◆ Aim
Filter the entries and keep only the lines where the string "side" appears.

<<<<

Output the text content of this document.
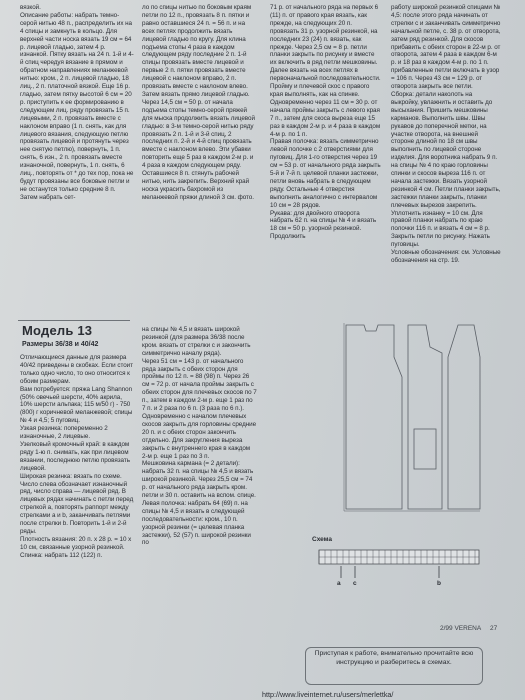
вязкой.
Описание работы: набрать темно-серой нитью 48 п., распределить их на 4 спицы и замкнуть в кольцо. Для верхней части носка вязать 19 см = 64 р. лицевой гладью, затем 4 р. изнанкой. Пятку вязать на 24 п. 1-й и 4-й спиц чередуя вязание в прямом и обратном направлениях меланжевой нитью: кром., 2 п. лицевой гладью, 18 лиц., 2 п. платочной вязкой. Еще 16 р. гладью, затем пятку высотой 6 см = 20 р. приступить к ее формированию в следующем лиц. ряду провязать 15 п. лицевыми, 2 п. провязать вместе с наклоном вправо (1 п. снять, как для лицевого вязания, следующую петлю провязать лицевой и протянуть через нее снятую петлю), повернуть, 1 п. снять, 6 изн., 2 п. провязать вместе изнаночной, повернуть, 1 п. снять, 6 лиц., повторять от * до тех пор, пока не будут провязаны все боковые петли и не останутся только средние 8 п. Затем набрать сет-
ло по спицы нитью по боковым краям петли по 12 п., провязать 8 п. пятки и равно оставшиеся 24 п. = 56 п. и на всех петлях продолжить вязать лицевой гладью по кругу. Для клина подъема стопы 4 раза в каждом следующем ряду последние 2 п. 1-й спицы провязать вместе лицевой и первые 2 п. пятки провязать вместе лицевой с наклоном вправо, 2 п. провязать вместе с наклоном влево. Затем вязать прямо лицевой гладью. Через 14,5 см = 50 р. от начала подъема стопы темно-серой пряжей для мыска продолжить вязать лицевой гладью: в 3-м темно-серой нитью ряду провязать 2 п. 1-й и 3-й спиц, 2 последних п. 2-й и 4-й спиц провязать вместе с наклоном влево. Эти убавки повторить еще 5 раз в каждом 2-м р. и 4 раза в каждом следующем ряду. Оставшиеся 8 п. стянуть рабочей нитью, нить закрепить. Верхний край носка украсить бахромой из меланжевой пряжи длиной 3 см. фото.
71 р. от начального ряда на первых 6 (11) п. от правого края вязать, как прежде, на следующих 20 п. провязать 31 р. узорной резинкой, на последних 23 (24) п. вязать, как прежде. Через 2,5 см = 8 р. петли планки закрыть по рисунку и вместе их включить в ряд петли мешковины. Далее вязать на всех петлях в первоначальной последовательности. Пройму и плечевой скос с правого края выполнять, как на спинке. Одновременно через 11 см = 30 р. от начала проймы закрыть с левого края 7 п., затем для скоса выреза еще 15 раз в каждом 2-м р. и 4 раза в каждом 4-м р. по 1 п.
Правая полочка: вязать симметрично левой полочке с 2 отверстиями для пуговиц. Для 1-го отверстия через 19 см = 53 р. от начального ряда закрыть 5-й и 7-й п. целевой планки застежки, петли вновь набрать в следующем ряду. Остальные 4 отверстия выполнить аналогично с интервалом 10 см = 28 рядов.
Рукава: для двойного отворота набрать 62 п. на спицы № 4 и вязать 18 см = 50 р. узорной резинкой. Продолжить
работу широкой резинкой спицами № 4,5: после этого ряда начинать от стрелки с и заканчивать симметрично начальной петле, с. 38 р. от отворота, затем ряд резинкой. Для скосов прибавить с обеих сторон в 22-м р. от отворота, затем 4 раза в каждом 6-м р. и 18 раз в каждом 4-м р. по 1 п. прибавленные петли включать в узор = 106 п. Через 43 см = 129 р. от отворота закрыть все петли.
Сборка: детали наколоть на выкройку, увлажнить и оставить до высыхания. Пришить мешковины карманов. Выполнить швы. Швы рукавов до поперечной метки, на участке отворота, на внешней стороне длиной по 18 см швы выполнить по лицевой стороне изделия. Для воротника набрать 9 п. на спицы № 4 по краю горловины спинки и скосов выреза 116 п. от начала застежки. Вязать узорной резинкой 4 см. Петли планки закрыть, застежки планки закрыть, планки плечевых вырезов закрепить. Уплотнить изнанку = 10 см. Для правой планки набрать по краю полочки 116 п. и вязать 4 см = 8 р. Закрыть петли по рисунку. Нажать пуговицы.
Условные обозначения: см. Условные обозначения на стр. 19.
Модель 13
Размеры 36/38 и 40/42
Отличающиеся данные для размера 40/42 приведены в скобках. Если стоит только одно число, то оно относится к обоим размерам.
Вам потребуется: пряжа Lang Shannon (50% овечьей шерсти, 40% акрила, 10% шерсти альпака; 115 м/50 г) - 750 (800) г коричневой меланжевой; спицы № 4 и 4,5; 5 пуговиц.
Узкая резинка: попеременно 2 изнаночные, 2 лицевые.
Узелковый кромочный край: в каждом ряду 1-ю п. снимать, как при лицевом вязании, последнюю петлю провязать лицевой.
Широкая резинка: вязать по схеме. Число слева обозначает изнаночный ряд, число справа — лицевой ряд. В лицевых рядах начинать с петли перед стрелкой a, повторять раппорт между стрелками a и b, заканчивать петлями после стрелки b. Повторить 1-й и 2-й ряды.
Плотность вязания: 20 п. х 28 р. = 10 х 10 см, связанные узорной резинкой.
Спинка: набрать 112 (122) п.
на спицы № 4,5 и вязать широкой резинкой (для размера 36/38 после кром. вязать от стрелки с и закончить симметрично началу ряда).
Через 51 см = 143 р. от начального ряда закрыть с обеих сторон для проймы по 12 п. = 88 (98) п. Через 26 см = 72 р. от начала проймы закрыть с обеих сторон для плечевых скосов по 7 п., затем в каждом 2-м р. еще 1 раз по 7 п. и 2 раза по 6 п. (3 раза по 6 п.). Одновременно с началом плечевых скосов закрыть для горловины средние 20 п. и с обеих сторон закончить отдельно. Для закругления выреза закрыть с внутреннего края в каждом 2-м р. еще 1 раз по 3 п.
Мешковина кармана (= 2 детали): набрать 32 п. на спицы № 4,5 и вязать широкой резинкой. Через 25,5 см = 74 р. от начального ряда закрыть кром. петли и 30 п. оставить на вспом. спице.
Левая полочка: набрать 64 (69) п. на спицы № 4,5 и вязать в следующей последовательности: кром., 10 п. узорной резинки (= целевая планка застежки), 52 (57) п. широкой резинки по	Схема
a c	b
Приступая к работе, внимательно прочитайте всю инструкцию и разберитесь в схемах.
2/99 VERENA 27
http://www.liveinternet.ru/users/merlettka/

>>>>
<<<<

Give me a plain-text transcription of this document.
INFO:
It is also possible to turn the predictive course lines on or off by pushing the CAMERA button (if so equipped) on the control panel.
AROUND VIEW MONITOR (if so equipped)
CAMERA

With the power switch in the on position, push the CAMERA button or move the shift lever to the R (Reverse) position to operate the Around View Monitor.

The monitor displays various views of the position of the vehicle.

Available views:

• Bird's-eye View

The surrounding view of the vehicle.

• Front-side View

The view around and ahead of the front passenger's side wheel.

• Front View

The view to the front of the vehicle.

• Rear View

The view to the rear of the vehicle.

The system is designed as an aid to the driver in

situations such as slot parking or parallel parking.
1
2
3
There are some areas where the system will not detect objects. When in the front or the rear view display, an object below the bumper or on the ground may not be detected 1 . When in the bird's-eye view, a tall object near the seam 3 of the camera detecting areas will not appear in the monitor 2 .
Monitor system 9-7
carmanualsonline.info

>>>>

◆ Completed exercise
• Front-side View
The view around and ahead of the front passenger's side wheel.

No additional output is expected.